Records
_ _ _ _

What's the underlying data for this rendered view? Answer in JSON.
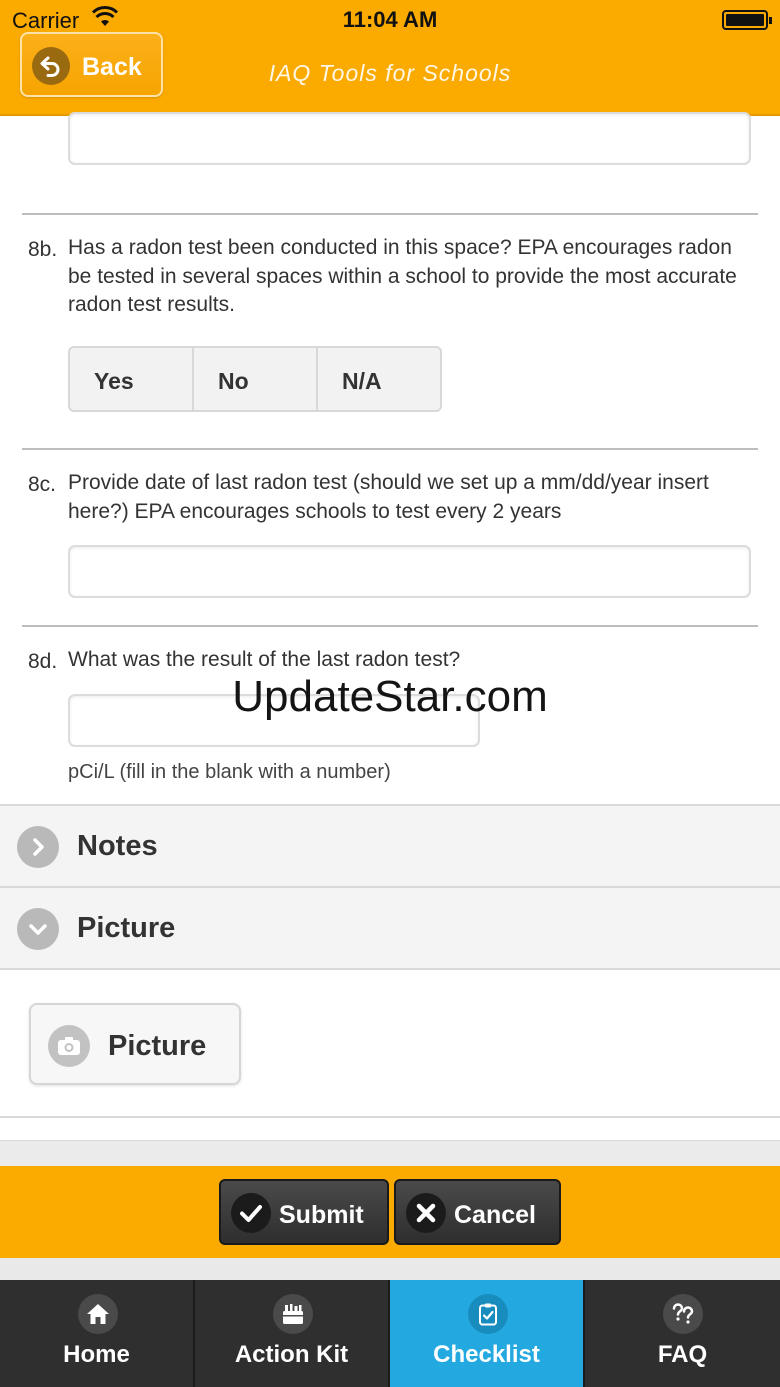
{
  "status_bar": {
    "carrier": "Carrier",
    "time": "11:04 AM"
  },
  "header": {
    "back_label": "Back",
    "title": "IAQ Tools for Schools"
  },
  "questions": [
    {
      "number": "8b.",
      "text": "Has a radon test been conducted in this space? EPA encourages radon be tested in several spaces within a school to provide the most accurate radon test results.",
      "options": [
        "Yes",
        "No",
        "N/A"
      ]
    },
    {
      "number": "8c.",
      "text": "Provide date of last radon test (should we set up a mm/dd/year insert here?) EPA encourages schools to test every 2 years",
      "value": ""
    },
    {
      "number": "8d.",
      "text": "What was the result of the last radon test?",
      "value": "",
      "unit_note": "pCi/L (fill in the blank with a number)"
    }
  ],
  "watermark": "UpdateStar.com",
  "sections": {
    "notes": "Notes",
    "picture": "Picture"
  },
  "picture_button": "Picture",
  "actions": {
    "submit": "Submit",
    "cancel": "Cancel"
  },
  "tabs": [
    {
      "label": "Home",
      "icon": "home-icon"
    },
    {
      "label": "Action Kit",
      "icon": "toolbox-icon"
    },
    {
      "label": "Checklist",
      "icon": "checklist-icon",
      "active": true
    },
    {
      "label": "FAQ",
      "icon": "faq-icon"
    }
  ],
  "colors": {
    "header": "#fbaa00",
    "active_tab": "#23a9e0",
    "tab_bar": "#2f2f2f"
  }
}
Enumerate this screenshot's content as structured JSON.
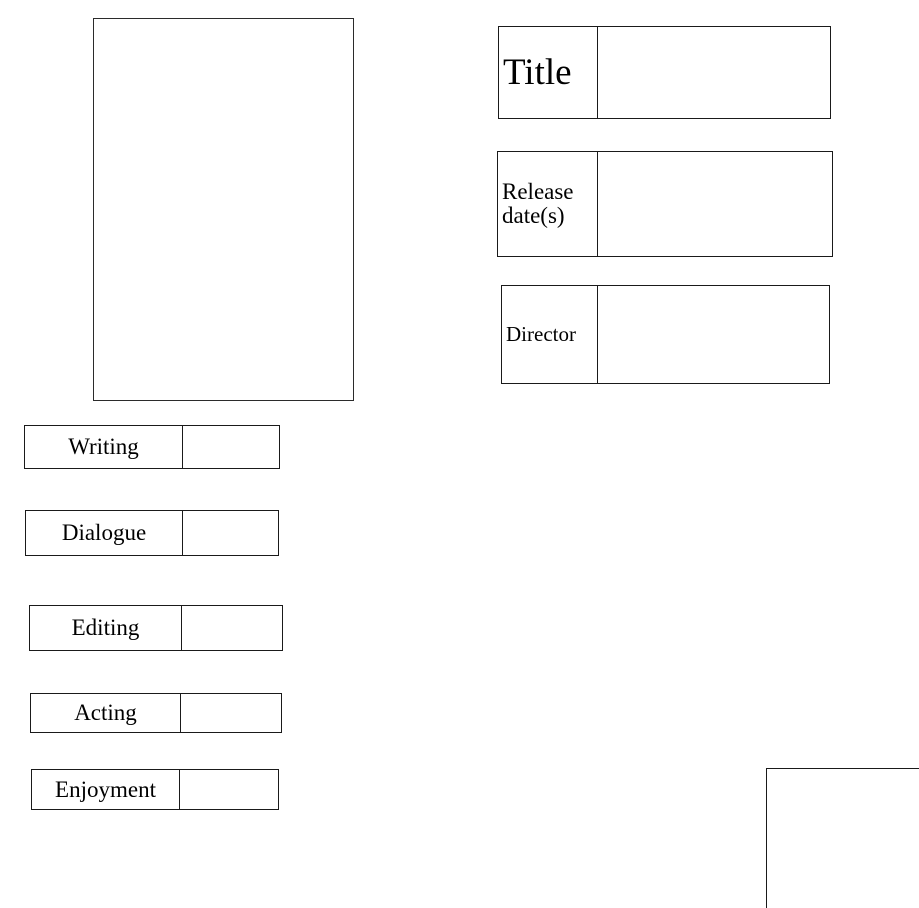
{
  "form": {
    "poster": {
      "placeholder_name": "poster-image-placeholder",
      "value": ""
    },
    "info_fields": [
      {
        "label": "Title",
        "value": ""
      },
      {
        "label": "Release\ndate(s)",
        "value": ""
      },
      {
        "label": "Director",
        "value": ""
      }
    ],
    "ratings": [
      {
        "label": "Writing",
        "value": ""
      },
      {
        "label": "Dialogue",
        "value": ""
      },
      {
        "label": "Editing",
        "value": ""
      },
      {
        "label": "Acting",
        "value": ""
      },
      {
        "label": "Enjoyment",
        "value": ""
      }
    ],
    "extra_region": {
      "name": "clipped-panel",
      "value": ""
    }
  },
  "colors": {
    "page_background": "#ffffff",
    "border": "#1a1a1a",
    "poster_border": "#2b2b2b",
    "text": "#000000"
  }
}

_ _ _ _

Without including any pictures, reproduce the listing exactly.

* **WRITTEN RESPONSE**:
What's the underlying data for this rendered view? Answer in JSON.
{
  "status_bar": {
    "carrier": "Carrier",
    "time": "11:04 AM"
  },
  "header": {
    "back_label": "Back",
    "title": "IAQ Tools for Schools"
  },
  "questions": [
    {
      "number": "8b.",
      "text": "Has a radon test been conducted in this space? EPA encourages radon be tested in several spaces within a school to provide the most accurate radon test results.",
      "options": [
        "Yes",
        "No",
        "N/A"
      ]
    },
    {
      "number": "8c.",
      "text": "Provide date of last radon test (should we set up a mm/dd/year insert here?) EPA encourages schools to test every 2 years",
      "value": ""
    },
    {
      "number": "8d.",
      "text": "What was the result of the last radon test?",
      "value": "",
      "unit_note": "pCi/L (fill in the blank with a number)"
    }
  ],
  "watermark": "UpdateStar.com",
  "sections": {
    "notes": "Notes",
    "picture": "Picture"
  },
  "picture_button": "Picture",
  "actions": {
    "submit": "Submit",
    "cancel": "Cancel"
  },
  "tabs": [
    {
      "label": "Home",
      "icon": "home-icon"
    },
    {
      "label": "Action Kit",
      "icon": "toolbox-icon"
    },
    {
      "label": "Checklist",
      "icon": "checklist-icon",
      "active": true
    },
    {
      "label": "FAQ",
      "icon": "faq-icon"
    }
  ],
  "colors": {
    "header": "#fbaa00",
    "active_tab": "#23a9e0",
    "tab_bar": "#2f2f2f"
  }
}
Enumerate this screenshot's content as structured JSON.
{
  "form": {
    "poster": {
      "placeholder_name": "poster-image-placeholder",
      "value": ""
    },
    "info_fields": [
      {
        "label": "Title",
        "value": ""
      },
      {
        "label": "Release\ndate(s)",
        "value": ""
      },
      {
        "label": "Director",
        "value": ""
      }
    ],
    "ratings": [
      {
        "label": "Writing",
        "value": ""
      },
      {
        "label": "Dialogue",
        "value": ""
      },
      {
        "label": "Editing",
        "value": ""
      },
      {
        "label": "Acting",
        "value": ""
      },
      {
        "label": "Enjoyment",
        "value": ""
      }
    ],
    "extra_region": {
      "name": "clipped-panel",
      "value": ""
    }
  },
  "colors": {
    "page_background": "#ffffff",
    "border": "#1a1a1a",
    "poster_border": "#2b2b2b",
    "text": "#000000"
  }
}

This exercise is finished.